#### WORK INSTRUCTIONS:
Find the string "bottom" in the entries and copy each line that has it.

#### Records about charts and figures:
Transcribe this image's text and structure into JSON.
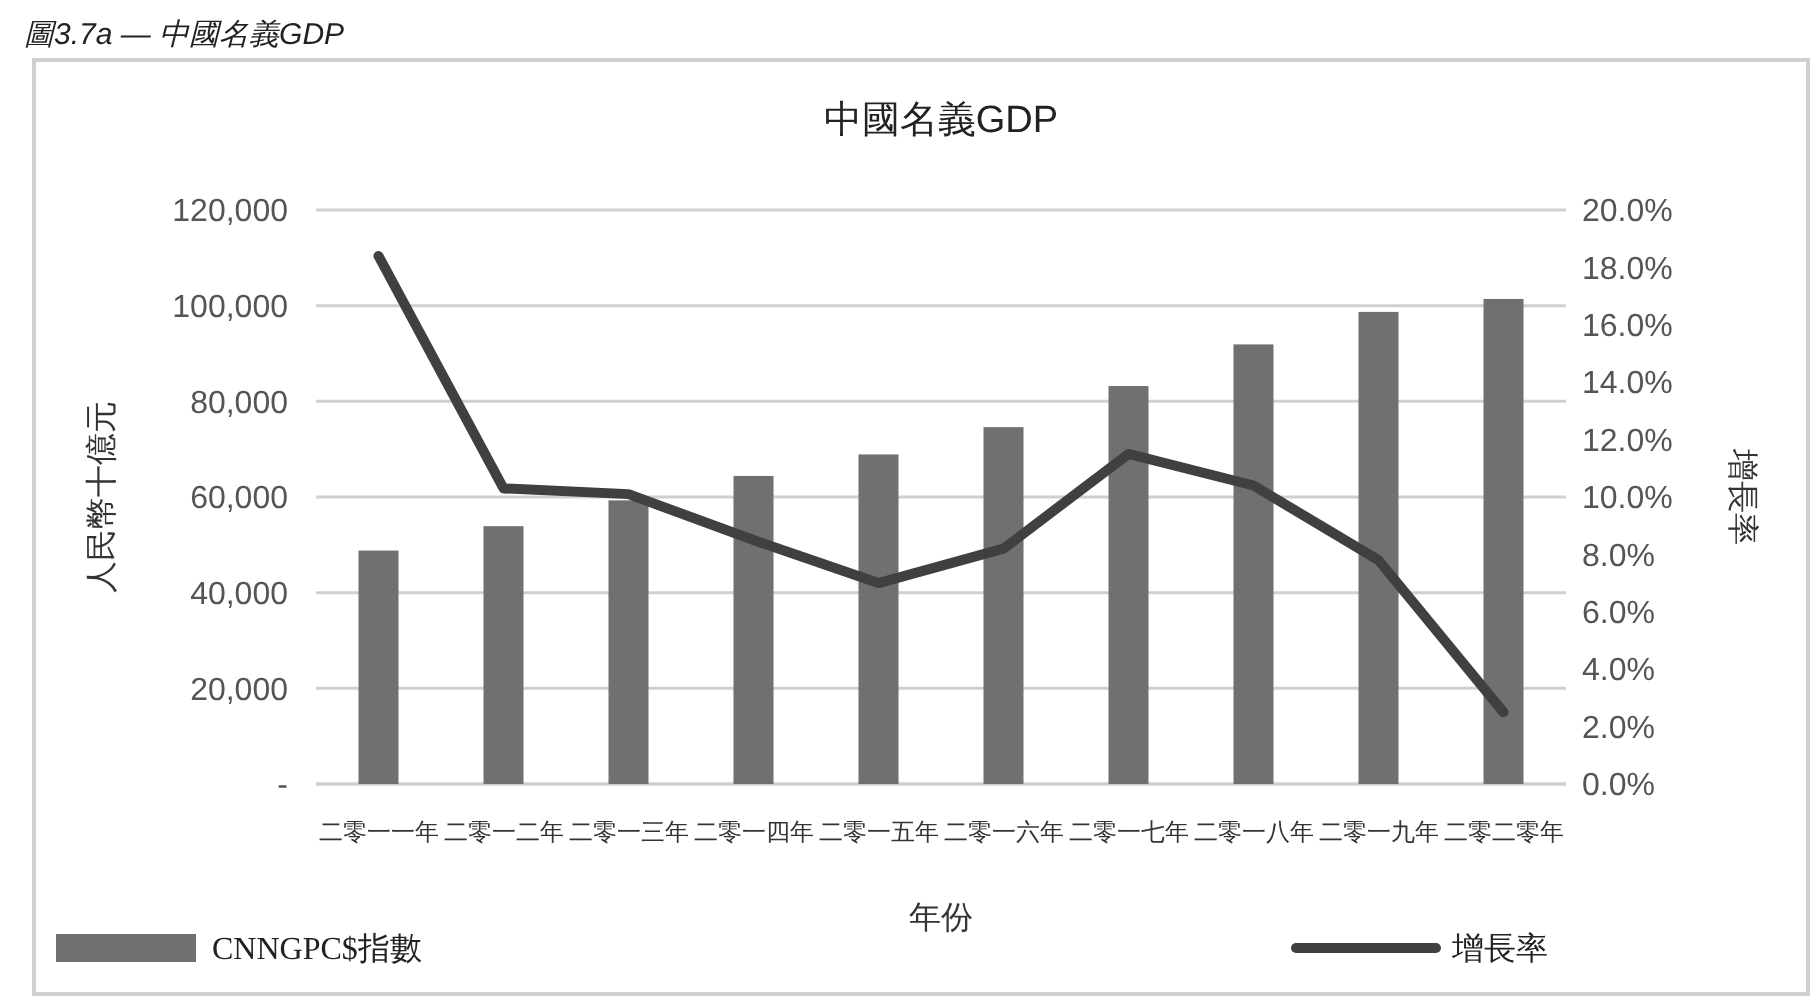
{
  "chart_data": {
    "type": "bar",
    "title": "中國名義GDP",
    "annotations": [
      "圖3.7a — 中國名義GDP"
    ],
    "xlabel": "年份",
    "ylabel": "人民幣十億元",
    "y2label": "增長率",
    "categories": [
      "二零一一年",
      "二零一二年",
      "二零一三年",
      "二零一四年",
      "二零一五年",
      "二零一六年",
      "二零一七年",
      "二零一八年",
      "二零一九年",
      "二零二零年"
    ],
    "series": [
      {
        "name": "CNNGPC$指數",
        "color": "#707070",
        "values": [
          48800,
          53900,
          59300,
          64400,
          68900,
          74600,
          83200,
          91900,
          98700,
          101400
        ]
      },
      {
        "name": "增長率",
        "type": "line",
        "axis": "y2",
        "color": "#404040",
        "values": [
          18.4,
          10.3,
          10.1,
          8.5,
          7.0,
          8.2,
          11.5,
          10.4,
          7.8,
          2.5
        ]
      }
    ],
    "ylim": [
      0,
      120000
    ],
    "yticks": [
      {
        "value": 0,
        "label": "-"
      },
      {
        "value": 20000,
        "label": "20,000"
      },
      {
        "value": 40000,
        "label": "40,000"
      },
      {
        "value": 60000,
        "label": "60,000"
      },
      {
        "value": 80000,
        "label": "80,000"
      },
      {
        "value": 100000,
        "label": "100,000"
      },
      {
        "value": 120000,
        "label": "120,000"
      }
    ],
    "y2lim": [
      0,
      20
    ],
    "y2ticks": [
      {
        "value": 0,
        "label": "0.0%"
      },
      {
        "value": 2,
        "label": "2.0%"
      },
      {
        "value": 4,
        "label": "4.0%"
      },
      {
        "value": 6,
        "label": "6.0%"
      },
      {
        "value": 8,
        "label": "8.0%"
      },
      {
        "value": 10,
        "label": "10.0%"
      },
      {
        "value": 12,
        "label": "12.0%"
      },
      {
        "value": 14,
        "label": "14.0%"
      },
      {
        "value": 16,
        "label": "16.0%"
      },
      {
        "value": 18,
        "label": "18.0%"
      },
      {
        "value": 20,
        "label": "20.0%"
      }
    ],
    "grid": "y",
    "legend": "bottom",
    "line_style": "solid",
    "marker": "none"
  }
}
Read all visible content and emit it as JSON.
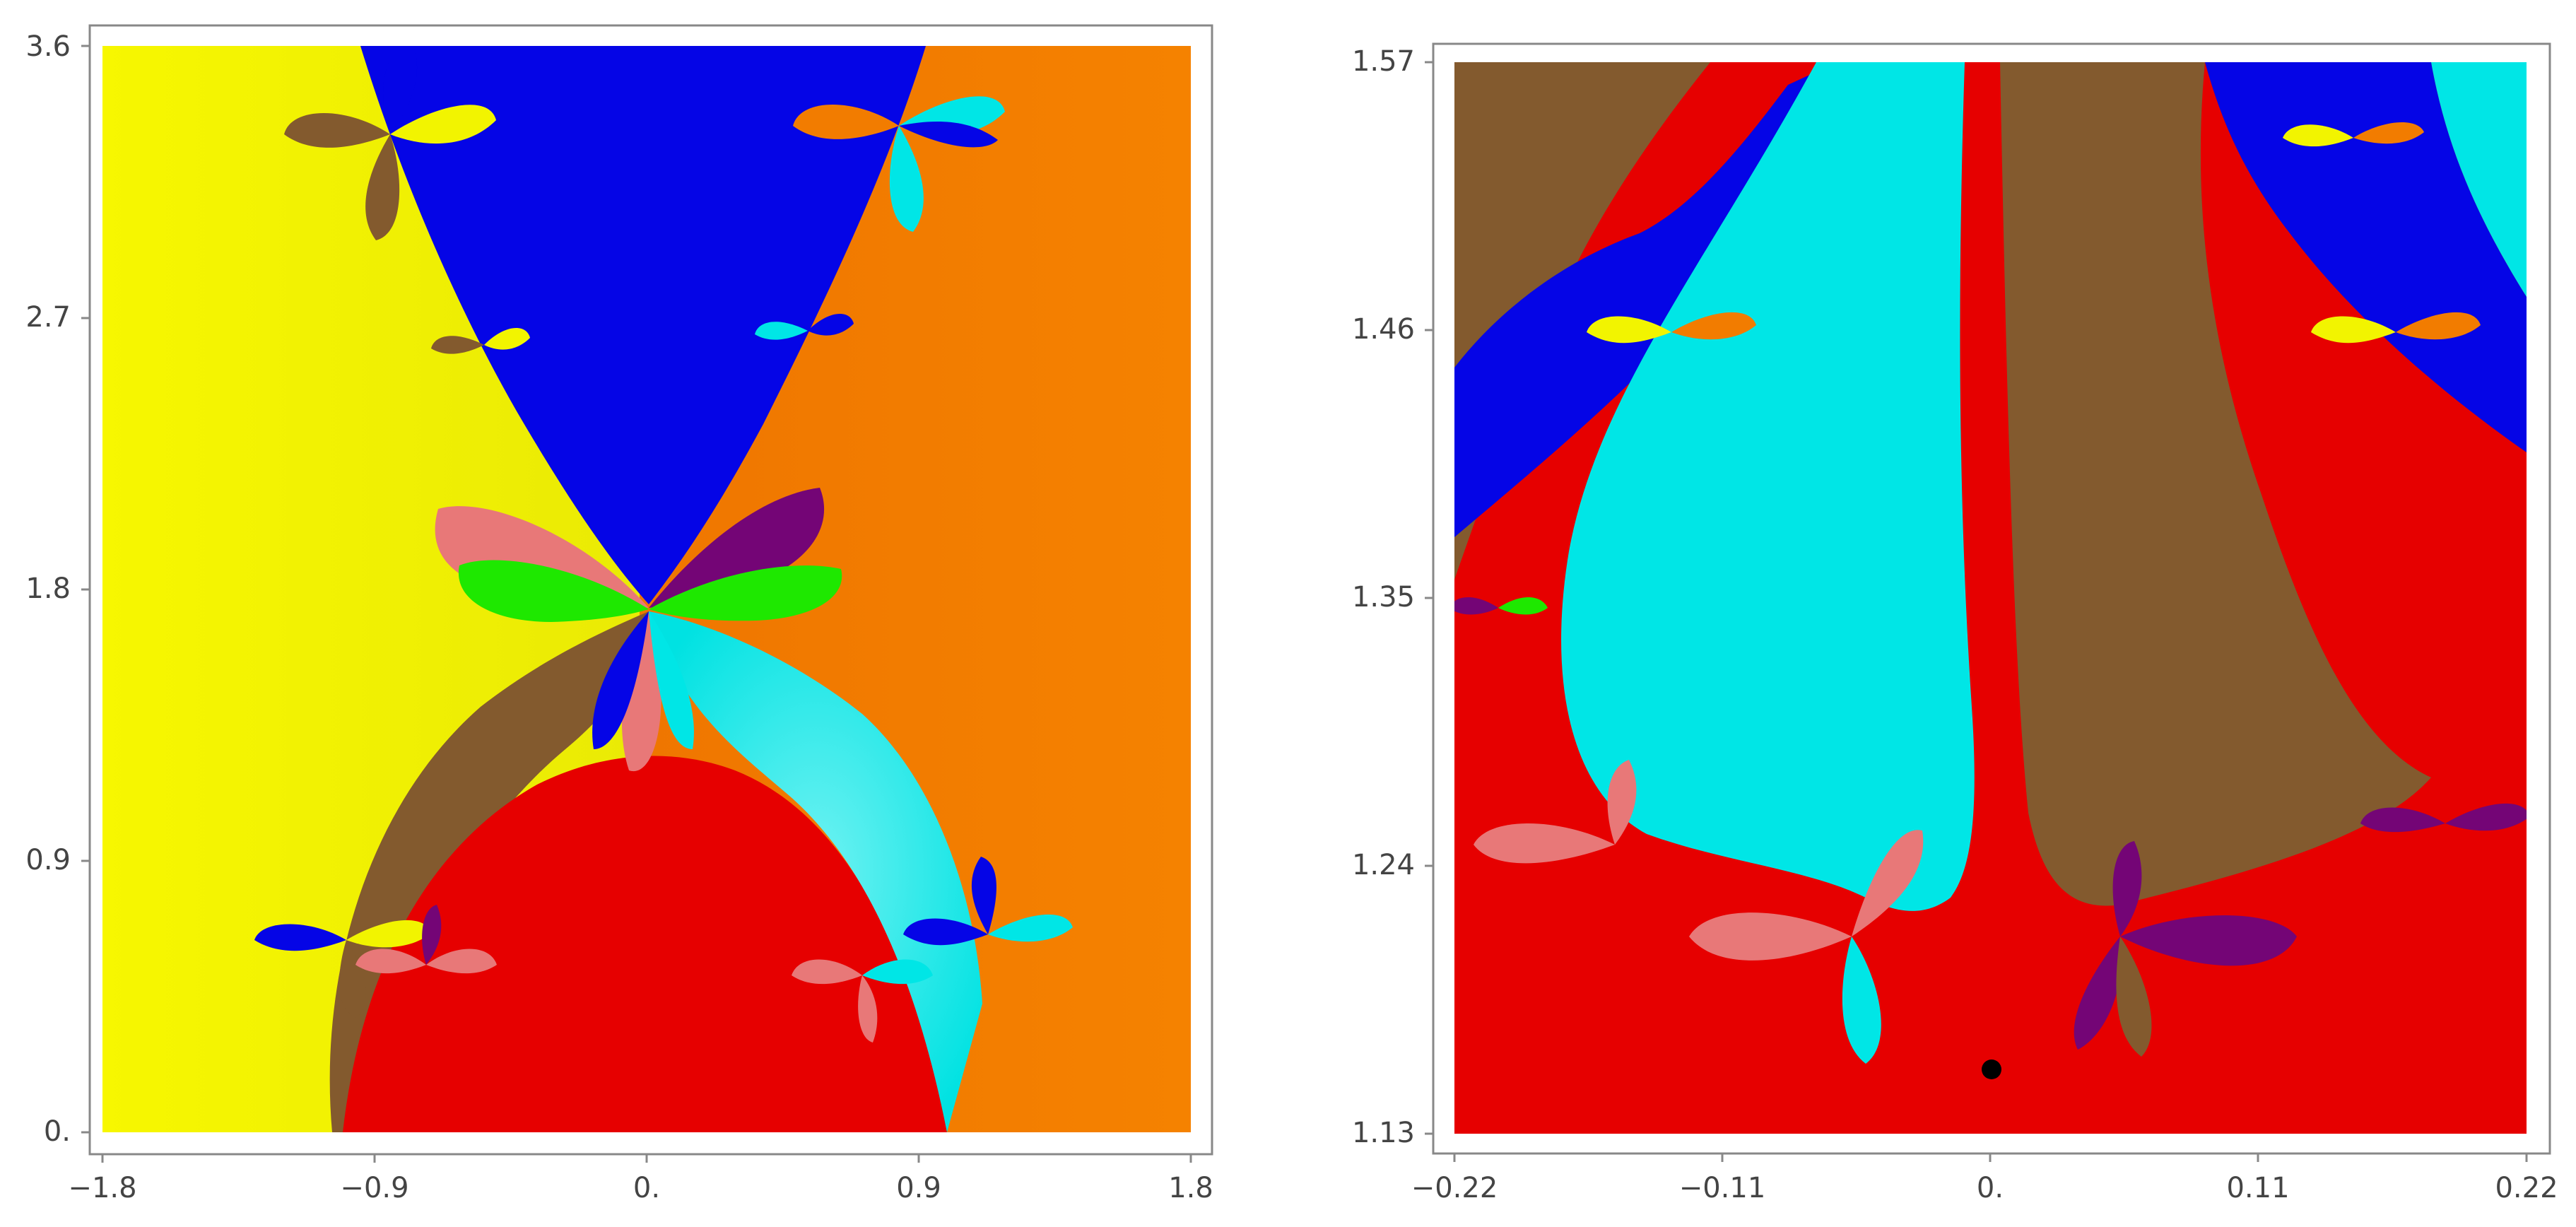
{
  "colors": {
    "yellow": "#f2f400",
    "blue": "#0505e6",
    "orange": "#f27c00",
    "cyan": "#00e6e6",
    "red": "#e60000",
    "brown": "#835a2e",
    "pink": "#e87878",
    "green": "#1ee800",
    "purple": "#740576",
    "black": "#000000"
  },
  "chart_data": [
    {
      "type": "heatmap",
      "title": "",
      "xlabel": "",
      "ylabel": "",
      "xlim": [
        -1.8,
        1.8
      ],
      "ylim": [
        0,
        3.6
      ],
      "x_ticks": [
        "−1.8",
        "−0.9",
        "0.",
        "0.9",
        "1.8"
      ],
      "y_ticks": [
        "0.",
        "0.9",
        "1.8",
        "2.7",
        "3.6"
      ],
      "description_regions": [
        {
          "color": "yellow",
          "region": "left"
        },
        {
          "color": "blue",
          "region": "top-center"
        },
        {
          "color": "orange",
          "region": "right"
        },
        {
          "color": "brown",
          "region": "lower-left arc"
        },
        {
          "color": "red",
          "region": "bottom-center"
        },
        {
          "color": "cyan",
          "region": "lower-right arc"
        },
        {
          "color": "pink",
          "region": "center-left petals"
        },
        {
          "color": "green",
          "region": "center petals"
        },
        {
          "color": "purple",
          "region": "center-right petals"
        }
      ],
      "grid": false
    },
    {
      "type": "heatmap",
      "title": "",
      "xlabel": "",
      "ylabel": "",
      "xlim": [
        -0.22,
        0.22
      ],
      "ylim": [
        1.13,
        1.57
      ],
      "x_ticks": [
        "−0.22",
        "−0.11",
        "0.",
        "0.11",
        "0.22"
      ],
      "y_ticks": [
        "1.13",
        "1.24",
        "1.35",
        "1.46",
        "1.57"
      ],
      "description_regions": [
        {
          "color": "brown",
          "region": "top-left and right-center"
        },
        {
          "color": "cyan",
          "region": "center-left and top-right"
        },
        {
          "color": "red",
          "region": "bottom and center stripe"
        },
        {
          "color": "blue",
          "region": "top-right"
        },
        {
          "color": "purple",
          "region": "lower-right petals"
        },
        {
          "color": "pink",
          "region": "lower-left petals"
        },
        {
          "color": "black",
          "region": "small blob near x=0, y=1.155"
        }
      ],
      "grid": false
    }
  ]
}
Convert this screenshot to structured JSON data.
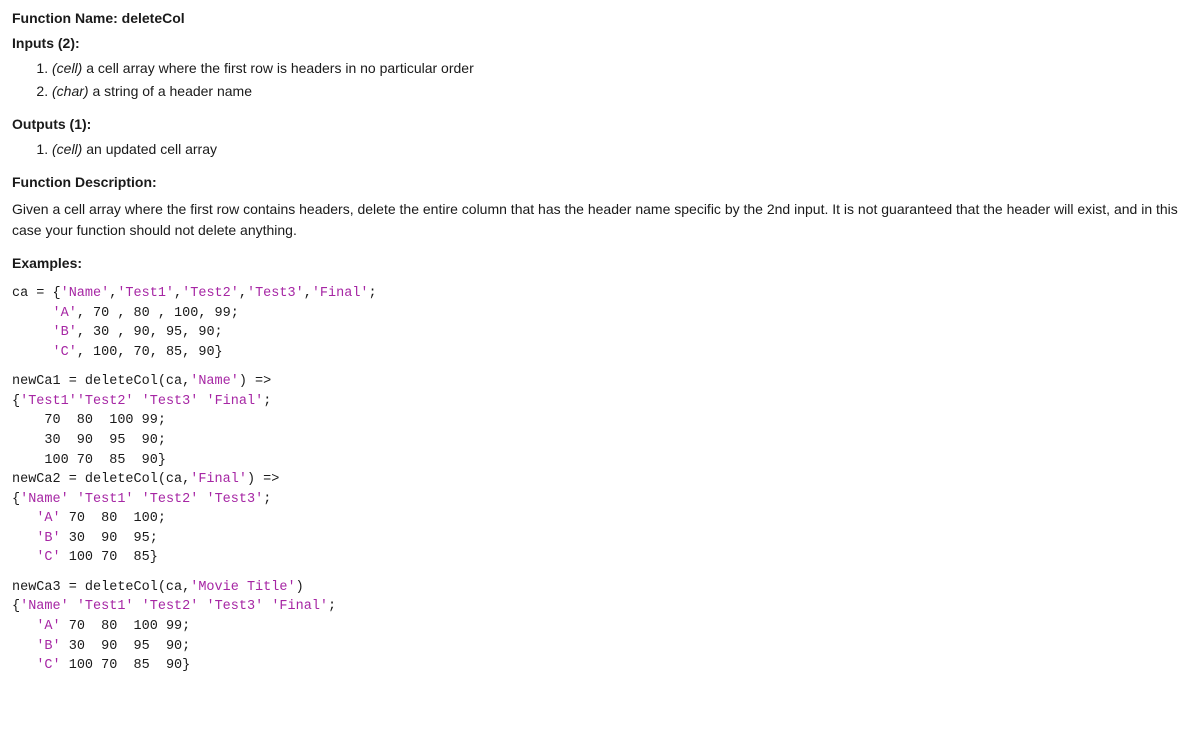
{
  "fnLabel": "Function Name: ",
  "fnName": "deleteCol",
  "inputsLabel": "Inputs (2):",
  "inputs": [
    {
      "type": "(cell)",
      "text": " a cell array where the first row is headers in no particular order"
    },
    {
      "type": "(char)",
      "text": " a string of a header name"
    }
  ],
  "outputsLabel": "Outputs (1):",
  "outputs": [
    {
      "type": "(cell)",
      "text": " an updated cell array"
    }
  ],
  "descLabel": "Function Description:",
  "desc": "Given a cell array where the first row contains headers, delete the entire column that has the header name specific by the 2nd input. It is not guaranteed that the header will exist, and in this case your function should not delete anything.",
  "examplesLabel": "Examples:",
  "code1": {
    "l1a": "ca = {",
    "l1s1": "'Name'",
    "l1b": ",",
    "l1s2": "'Test1'",
    "l1c": ",",
    "l1s3": "'Test2'",
    "l1d": ",",
    "l1s4": "'Test3'",
    "l1e": ",",
    "l1s5": "'Final'",
    "l1f": ";",
    "l2a": "     ",
    "l2s1": "'A'",
    "l2b": ", 70 , 80 , 100, 99;",
    "l3a": "     ",
    "l3s1": "'B'",
    "l3b": ", 30 , 90, 95, 90;",
    "l4a": "     ",
    "l4s1": "'C'",
    "l4b": ", 100, 70, 85, 90}"
  },
  "code2": {
    "l1a": "newCa1 = deleteCol(ca,",
    "l1s1": "'Name'",
    "l1b": ") =>",
    "l2a": "{",
    "l2s1": "'Test1'",
    "l2s2": "'Test2'",
    "l2b": " ",
    "l2s3": "'Test3'",
    "l2c": " ",
    "l2s4": "'Final'",
    "l2d": ";",
    "l3": "    70  80  100 99;",
    "l4": "    30  90  95  90;",
    "l5": "    100 70  85  90}",
    "l6a": "newCa2 = deleteCol(ca,",
    "l6s1": "'Final'",
    "l6b": ") =>",
    "l7a": "{",
    "l7s1": "'Name'",
    "l7b": " ",
    "l7s2": "'Test1'",
    "l7c": " ",
    "l7s3": "'Test2'",
    "l7d": " ",
    "l7s4": "'Test3'",
    "l7e": ";",
    "l8a": "   ",
    "l8s1": "'A'",
    "l8b": " 70  80  100;",
    "l9a": "   ",
    "l9s1": "'B'",
    "l9b": " 30  90  95;",
    "l10a": "   ",
    "l10s1": "'C'",
    "l10b": " 100 70  85}"
  },
  "code3": {
    "l1a": "newCa3 = deleteCol(ca,",
    "l1s1": "'Movie Title'",
    "l1b": ")",
    "l2a": "{",
    "l2s1": "'Name'",
    "l2b": " ",
    "l2s2": "'Test1'",
    "l2c": " ",
    "l2s3": "'Test2'",
    "l2d": " ",
    "l2s4": "'Test3'",
    "l2e": " ",
    "l2s5": "'Final'",
    "l2f": ";",
    "l3a": "   ",
    "l3s1": "'A'",
    "l3b": " 70  80  100 99;",
    "l4a": "   ",
    "l4s1": "'B'",
    "l4b": " 30  90  95  90;",
    "l5a": "   ",
    "l5s1": "'C'",
    "l5b": " 100 70  85  90}"
  },
  "colors": {
    "string": "#a626a4",
    "text": "#1a1a1a",
    "bg": "#ffffff"
  }
}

#### SOLUTION FOR THIS EXERCISE:
    "legend": "bottom",
          "region": "bottom-center"
          "region": "bottom and center stripe"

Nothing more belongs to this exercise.